» **EXERCISE DESCRIPTION**
Retype the full set of records. Keep every character identical.

Dataset entries:
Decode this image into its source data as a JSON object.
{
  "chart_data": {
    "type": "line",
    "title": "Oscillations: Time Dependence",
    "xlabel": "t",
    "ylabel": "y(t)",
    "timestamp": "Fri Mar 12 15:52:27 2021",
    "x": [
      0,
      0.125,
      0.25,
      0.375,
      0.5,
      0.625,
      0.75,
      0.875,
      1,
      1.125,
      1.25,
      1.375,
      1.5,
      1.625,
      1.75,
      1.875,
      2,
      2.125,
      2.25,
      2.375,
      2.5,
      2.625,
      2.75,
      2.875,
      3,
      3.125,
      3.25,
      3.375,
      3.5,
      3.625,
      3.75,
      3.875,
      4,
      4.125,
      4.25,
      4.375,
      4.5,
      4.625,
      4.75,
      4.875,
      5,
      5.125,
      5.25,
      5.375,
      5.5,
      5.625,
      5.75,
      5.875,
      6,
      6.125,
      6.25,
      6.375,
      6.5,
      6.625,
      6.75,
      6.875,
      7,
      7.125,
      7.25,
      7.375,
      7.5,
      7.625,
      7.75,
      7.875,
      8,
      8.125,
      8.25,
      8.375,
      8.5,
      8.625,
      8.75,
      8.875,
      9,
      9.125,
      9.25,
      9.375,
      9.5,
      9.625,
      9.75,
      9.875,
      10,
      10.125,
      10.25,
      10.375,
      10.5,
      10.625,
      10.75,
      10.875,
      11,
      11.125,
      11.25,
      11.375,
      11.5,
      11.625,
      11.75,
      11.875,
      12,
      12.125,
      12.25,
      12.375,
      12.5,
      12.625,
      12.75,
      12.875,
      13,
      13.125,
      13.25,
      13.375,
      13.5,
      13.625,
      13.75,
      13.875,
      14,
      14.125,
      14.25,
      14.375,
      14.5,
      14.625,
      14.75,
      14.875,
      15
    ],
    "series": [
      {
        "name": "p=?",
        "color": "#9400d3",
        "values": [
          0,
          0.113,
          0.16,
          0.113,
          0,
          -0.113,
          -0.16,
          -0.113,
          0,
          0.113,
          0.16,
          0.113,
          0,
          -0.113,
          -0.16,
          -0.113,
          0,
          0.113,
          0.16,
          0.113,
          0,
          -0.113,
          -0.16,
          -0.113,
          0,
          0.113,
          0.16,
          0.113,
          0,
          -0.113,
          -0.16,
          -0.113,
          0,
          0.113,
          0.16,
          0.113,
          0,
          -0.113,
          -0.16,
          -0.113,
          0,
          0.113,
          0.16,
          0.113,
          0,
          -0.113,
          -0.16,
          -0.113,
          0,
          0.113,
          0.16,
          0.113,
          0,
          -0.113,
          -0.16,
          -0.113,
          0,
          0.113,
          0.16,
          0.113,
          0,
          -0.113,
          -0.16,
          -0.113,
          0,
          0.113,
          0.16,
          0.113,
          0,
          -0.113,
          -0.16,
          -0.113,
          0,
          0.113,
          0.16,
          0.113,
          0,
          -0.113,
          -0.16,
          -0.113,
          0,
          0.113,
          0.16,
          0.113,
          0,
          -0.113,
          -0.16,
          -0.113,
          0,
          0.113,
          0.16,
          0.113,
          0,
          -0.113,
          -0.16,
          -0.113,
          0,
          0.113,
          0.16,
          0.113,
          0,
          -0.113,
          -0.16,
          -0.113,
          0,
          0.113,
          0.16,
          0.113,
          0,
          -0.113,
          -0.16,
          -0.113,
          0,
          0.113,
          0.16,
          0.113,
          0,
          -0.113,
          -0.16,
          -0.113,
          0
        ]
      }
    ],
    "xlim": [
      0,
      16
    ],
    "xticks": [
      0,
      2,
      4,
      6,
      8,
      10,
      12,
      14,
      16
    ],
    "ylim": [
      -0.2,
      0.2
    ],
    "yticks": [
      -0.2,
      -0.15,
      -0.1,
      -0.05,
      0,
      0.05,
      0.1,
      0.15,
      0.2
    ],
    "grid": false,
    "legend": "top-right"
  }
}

» **RESULT FOR THIS EXERCISE**
Decode this image into its source data as a JSON object.
{
  "chart_data": {
    "type": "line",
    "title": "Oscillations: Time Dependence",
    "xlabel": "t",
    "ylabel": "y(t)",
    "timestamp": "Fri Mar 12 15:52:27 2021",
    "x": [
      0,
      0.125,
      0.25,
      0.375,
      0.5,
      0.625,
      0.75,
      0.875,
      1,
      1.125,
      1.25,
      1.375,
      1.5,
      1.625,
      1.75,
      1.875,
      2,
      2.125,
      2.25,
      2.375,
      2.5,
      2.625,
      2.75,
      2.875,
      3,
      3.125,
      3.25,
      3.375,
      3.5,
      3.625,
      3.75,
      3.875,
      4,
      4.125,
      4.25,
      4.375,
      4.5,
      4.625,
      4.75,
      4.875,
      5,
      5.125,
      5.25,
      5.375,
      5.5,
      5.625,
      5.75,
      5.875,
      6,
      6.125,
      6.25,
      6.375,
      6.5,
      6.625,
      6.75,
      6.875,
      7,
      7.125,
      7.25,
      7.375,
      7.5,
      7.625,
      7.75,
      7.875,
      8,
      8.125,
      8.25,
      8.375,
      8.5,
      8.625,
      8.75,
      8.875,
      9,
      9.125,
      9.25,
      9.375,
      9.5,
      9.625,
      9.75,
      9.875,
      10,
      10.125,
      10.25,
      10.375,
      10.5,
      10.625,
      10.75,
      10.875,
      11,
      11.125,
      11.25,
      11.375,
      11.5,
      11.625,
      11.75,
      11.875,
      12,
      12.125,
      12.25,
      12.375,
      12.5,
      12.625,
      12.75,
      12.875,
      13,
      13.125,
      13.25,
      13.375,
      13.5,
      13.625,
      13.75,
      13.875,
      14,
      14.125,
      14.25,
      14.375,
      14.5,
      14.625,
      14.75,
      14.875,
      15
    ],
    "series": [
      {
        "name": "p=?",
        "color": "#9400d3",
        "values": [
          0,
          0.113,
          0.16,
          0.113,
          0,
          -0.113,
          -0.16,
          -0.113,
          0,
          0.113,
          0.16,
          0.113,
          0,
          -0.113,
          -0.16,
          -0.113,
          0,
          0.113,
          0.16,
          0.113,
          0,
          -0.113,
          -0.16,
          -0.113,
          0,
          0.113,
          0.16,
          0.113,
          0,
          -0.113,
          -0.16,
          -0.113,
          0,
          0.113,
          0.16,
          0.113,
          0,
          -0.113,
          -0.16,
          -0.113,
          0,
          0.113,
          0.16,
          0.113,
          0,
          -0.113,
          -0.16,
          -0.113,
          0,
          0.113,
          0.16,
          0.113,
          0,
          -0.113,
          -0.16,
          -0.113,
          0,
          0.113,
          0.16,
          0.113,
          0,
          -0.113,
          -0.16,
          -0.113,
          0,
          0.113,
          0.16,
          0.113,
          0,
          -0.113,
          -0.16,
          -0.113,
          0,
          0.113,
          0.16,
          0.113,
          0,
          -0.113,
          -0.16,
          -0.113,
          0,
          0.113,
          0.16,
          0.113,
          0,
          -0.113,
          -0.16,
          -0.113,
          0,
          0.113,
          0.16,
          0.113,
          0,
          -0.113,
          -0.16,
          -0.113,
          0,
          0.113,
          0.16,
          0.113,
          0,
          -0.113,
          -0.16,
          -0.113,
          0,
          0.113,
          0.16,
          0.113,
          0,
          -0.113,
          -0.16,
          -0.113,
          0,
          0.113,
          0.16,
          0.113,
          0,
          -0.113,
          -0.16,
          -0.113,
          0
        ]
      }
    ],
    "xlim": [
      0,
      16
    ],
    "xticks": [
      0,
      2,
      4,
      6,
      8,
      10,
      12,
      14,
      16
    ],
    "ylim": [
      -0.2,
      0.2
    ],
    "yticks": [
      -0.2,
      -0.15,
      -0.1,
      -0.05,
      0,
      0.05,
      0.1,
      0.15,
      0.2
    ],
    "grid": false,
    "legend": "top-right"
  }
}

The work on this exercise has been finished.